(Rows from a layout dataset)
=====
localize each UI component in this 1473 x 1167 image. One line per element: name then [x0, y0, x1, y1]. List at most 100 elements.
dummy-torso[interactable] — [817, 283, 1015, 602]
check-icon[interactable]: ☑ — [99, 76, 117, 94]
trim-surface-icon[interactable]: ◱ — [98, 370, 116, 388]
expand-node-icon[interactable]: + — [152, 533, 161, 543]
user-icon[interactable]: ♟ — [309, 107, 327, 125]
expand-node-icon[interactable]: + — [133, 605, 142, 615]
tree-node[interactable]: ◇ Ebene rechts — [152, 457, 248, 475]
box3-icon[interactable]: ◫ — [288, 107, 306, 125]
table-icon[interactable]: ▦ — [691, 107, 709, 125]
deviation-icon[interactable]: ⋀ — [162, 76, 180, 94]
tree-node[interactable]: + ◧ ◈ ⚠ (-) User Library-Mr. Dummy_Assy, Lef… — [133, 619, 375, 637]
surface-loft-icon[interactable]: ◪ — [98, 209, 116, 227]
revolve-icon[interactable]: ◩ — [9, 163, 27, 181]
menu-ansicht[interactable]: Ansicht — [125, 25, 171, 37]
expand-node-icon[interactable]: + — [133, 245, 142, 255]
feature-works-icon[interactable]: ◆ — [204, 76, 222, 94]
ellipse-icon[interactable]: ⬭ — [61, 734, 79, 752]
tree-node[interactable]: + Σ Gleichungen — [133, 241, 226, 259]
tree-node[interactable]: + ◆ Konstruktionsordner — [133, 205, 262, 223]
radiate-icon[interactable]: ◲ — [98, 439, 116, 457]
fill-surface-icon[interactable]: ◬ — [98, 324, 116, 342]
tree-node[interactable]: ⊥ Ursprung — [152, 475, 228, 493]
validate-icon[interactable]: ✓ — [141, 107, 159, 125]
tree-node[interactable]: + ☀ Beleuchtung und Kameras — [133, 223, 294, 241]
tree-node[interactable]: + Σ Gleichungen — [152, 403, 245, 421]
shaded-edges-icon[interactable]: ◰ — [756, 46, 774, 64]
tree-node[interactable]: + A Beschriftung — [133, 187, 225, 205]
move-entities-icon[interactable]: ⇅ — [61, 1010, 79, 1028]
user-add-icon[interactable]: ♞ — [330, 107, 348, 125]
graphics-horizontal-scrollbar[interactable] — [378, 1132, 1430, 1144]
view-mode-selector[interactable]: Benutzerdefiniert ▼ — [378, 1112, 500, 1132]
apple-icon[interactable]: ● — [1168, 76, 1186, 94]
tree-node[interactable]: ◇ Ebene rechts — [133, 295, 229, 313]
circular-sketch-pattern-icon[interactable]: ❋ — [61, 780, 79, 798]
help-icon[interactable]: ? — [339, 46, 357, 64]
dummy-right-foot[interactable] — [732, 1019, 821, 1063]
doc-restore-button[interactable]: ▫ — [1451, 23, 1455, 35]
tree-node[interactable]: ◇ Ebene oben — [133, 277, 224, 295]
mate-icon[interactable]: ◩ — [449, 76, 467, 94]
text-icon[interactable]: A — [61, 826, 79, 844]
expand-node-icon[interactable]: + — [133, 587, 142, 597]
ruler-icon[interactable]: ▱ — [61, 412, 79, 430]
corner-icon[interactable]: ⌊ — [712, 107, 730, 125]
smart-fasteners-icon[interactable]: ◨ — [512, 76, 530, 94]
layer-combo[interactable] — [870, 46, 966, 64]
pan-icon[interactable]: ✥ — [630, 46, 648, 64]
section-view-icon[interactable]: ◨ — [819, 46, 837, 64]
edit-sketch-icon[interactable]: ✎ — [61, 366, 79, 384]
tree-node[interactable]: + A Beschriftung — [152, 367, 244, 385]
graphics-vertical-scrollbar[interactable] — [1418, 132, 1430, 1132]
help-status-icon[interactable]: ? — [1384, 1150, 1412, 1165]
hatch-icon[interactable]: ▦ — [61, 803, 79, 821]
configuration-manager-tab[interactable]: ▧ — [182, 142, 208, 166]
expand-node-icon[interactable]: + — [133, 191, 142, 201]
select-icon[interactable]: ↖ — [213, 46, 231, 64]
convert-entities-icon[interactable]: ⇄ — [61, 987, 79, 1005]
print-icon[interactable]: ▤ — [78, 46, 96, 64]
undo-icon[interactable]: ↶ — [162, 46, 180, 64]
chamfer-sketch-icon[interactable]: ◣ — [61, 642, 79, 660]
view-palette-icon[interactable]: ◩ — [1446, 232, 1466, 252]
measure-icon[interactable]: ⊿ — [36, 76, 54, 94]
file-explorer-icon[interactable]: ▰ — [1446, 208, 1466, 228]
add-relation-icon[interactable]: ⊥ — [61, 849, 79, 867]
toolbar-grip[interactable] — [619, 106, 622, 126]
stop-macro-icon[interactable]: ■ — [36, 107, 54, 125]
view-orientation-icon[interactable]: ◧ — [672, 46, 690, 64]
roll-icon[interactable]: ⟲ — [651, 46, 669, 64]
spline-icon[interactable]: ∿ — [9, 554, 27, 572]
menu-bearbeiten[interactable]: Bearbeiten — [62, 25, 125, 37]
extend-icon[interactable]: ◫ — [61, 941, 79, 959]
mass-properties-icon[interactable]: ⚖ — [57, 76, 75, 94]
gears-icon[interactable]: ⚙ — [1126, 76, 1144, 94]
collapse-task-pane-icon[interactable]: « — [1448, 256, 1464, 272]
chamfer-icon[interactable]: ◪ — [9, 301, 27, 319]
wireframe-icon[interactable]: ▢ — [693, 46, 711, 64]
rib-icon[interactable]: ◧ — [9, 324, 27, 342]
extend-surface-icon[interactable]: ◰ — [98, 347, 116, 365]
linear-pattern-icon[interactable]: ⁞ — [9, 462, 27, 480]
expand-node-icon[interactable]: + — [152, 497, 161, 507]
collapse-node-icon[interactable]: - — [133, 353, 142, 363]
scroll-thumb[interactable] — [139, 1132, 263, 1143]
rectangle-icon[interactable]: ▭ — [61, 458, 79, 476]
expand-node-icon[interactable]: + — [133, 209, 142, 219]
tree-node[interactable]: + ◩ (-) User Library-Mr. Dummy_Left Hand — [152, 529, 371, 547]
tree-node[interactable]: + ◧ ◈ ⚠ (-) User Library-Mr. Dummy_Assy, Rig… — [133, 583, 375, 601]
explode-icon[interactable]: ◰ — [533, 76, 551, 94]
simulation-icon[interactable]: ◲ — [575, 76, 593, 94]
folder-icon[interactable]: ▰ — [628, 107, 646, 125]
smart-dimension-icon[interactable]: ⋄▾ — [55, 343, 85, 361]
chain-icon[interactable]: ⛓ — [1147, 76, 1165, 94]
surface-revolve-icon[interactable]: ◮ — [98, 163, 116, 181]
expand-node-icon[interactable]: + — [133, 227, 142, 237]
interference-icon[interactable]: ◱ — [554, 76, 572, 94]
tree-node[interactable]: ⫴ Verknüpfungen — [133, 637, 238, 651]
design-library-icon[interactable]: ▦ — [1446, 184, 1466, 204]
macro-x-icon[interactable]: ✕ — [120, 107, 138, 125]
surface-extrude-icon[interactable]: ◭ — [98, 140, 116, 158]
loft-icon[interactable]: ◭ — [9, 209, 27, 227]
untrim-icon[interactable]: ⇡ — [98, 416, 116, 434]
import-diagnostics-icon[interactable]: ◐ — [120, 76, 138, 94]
=====
TASK STATEMENT: Edit the material from its start through the line containing "tree-node[interactable]: + Σ Gleichungen — [152, 403, 245, 421]", changing "Ursprung" to "Origin" and leaving everything else in those lines unchanged.

OUTPUT OF THE TASK:
localize each UI component in this 1473 x 1167 image. One line per element: name then [x0, y0, x1, y1]. List at most 100 elements.
dummy-torso[interactable] — [817, 283, 1015, 602]
check-icon[interactable]: ☑ — [99, 76, 117, 94]
trim-surface-icon[interactable]: ◱ — [98, 370, 116, 388]
expand-node-icon[interactable]: + — [152, 533, 161, 543]
user-icon[interactable]: ♟ — [309, 107, 327, 125]
expand-node-icon[interactable]: + — [133, 605, 142, 615]
tree-node[interactable]: ◇ Ebene rechts — [152, 457, 248, 475]
box3-icon[interactable]: ◫ — [288, 107, 306, 125]
table-icon[interactable]: ▦ — [691, 107, 709, 125]
deviation-icon[interactable]: ⋀ — [162, 76, 180, 94]
tree-node[interactable]: + ◧ ◈ ⚠ (-) User Library-Mr. Dummy_Assy, Lef… — [133, 619, 375, 637]
surface-loft-icon[interactable]: ◪ — [98, 209, 116, 227]
revolve-icon[interactable]: ◩ — [9, 163, 27, 181]
menu-ansicht[interactable]: Ansicht — [125, 25, 171, 37]
expand-node-icon[interactable]: + — [133, 245, 142, 255]
feature-works-icon[interactable]: ◆ — [204, 76, 222, 94]
ellipse-icon[interactable]: ⬭ — [61, 734, 79, 752]
tree-node[interactable]: + Σ Gleichungen — [133, 241, 226, 259]
tree-node[interactable]: + ◆ Konstruktionsordner — [133, 205, 262, 223]
radiate-icon[interactable]: ◲ — [98, 439, 116, 457]
fill-surface-icon[interactable]: ◬ — [98, 324, 116, 342]
tree-node[interactable]: ⊥ Origin — [152, 475, 228, 493]
validate-icon[interactable]: ✓ — [141, 107, 159, 125]
tree-node[interactable]: + ☀ Beleuchtung und Kameras — [133, 223, 294, 241]
tree-node[interactable]: + Σ Gleichungen — [152, 403, 245, 421]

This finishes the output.